Aim —
Show every line where "sample" occurs.

Dataset excerpt
====================

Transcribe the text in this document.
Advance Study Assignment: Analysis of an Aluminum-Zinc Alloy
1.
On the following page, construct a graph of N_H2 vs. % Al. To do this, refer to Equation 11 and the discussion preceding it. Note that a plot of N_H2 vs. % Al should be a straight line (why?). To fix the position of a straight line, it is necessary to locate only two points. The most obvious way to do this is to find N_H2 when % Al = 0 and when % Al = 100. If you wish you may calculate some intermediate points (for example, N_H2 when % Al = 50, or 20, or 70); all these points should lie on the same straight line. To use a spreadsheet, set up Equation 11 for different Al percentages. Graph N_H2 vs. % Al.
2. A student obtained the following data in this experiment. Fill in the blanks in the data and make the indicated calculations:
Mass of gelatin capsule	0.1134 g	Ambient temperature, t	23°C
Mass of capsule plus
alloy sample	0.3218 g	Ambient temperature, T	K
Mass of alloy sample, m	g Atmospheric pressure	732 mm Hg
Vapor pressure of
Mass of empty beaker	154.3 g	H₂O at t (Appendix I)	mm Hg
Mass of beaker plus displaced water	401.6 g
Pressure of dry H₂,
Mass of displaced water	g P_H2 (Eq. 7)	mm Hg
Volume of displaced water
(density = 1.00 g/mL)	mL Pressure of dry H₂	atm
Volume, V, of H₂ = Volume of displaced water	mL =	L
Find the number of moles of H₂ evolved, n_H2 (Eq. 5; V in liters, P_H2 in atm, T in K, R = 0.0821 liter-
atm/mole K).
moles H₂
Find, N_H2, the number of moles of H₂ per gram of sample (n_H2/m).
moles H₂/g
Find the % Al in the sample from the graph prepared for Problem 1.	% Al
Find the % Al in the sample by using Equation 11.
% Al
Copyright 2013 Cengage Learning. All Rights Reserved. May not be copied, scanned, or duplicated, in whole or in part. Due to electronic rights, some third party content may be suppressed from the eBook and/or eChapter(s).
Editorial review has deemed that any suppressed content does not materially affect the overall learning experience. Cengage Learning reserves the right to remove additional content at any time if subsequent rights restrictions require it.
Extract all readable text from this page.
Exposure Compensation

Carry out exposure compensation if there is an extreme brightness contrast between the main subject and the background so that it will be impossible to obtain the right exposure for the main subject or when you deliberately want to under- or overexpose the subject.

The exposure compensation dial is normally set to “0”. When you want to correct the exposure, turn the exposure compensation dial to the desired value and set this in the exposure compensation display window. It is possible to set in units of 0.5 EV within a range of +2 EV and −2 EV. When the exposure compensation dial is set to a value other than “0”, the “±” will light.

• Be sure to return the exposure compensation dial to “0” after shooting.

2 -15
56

====================

Complete output —
alloy sample	0.3218 g	Ambient temperature, T	K
Mass of alloy sample, m	g Atmospheric pressure	732 mm Hg
Find, N_H2, the number of moles of H₂ per gram of sample (n_H2/m).
Find the % Al in the sample from the graph prepared for Problem 1.	% Al
Find the % Al in the sample by using Equation 11.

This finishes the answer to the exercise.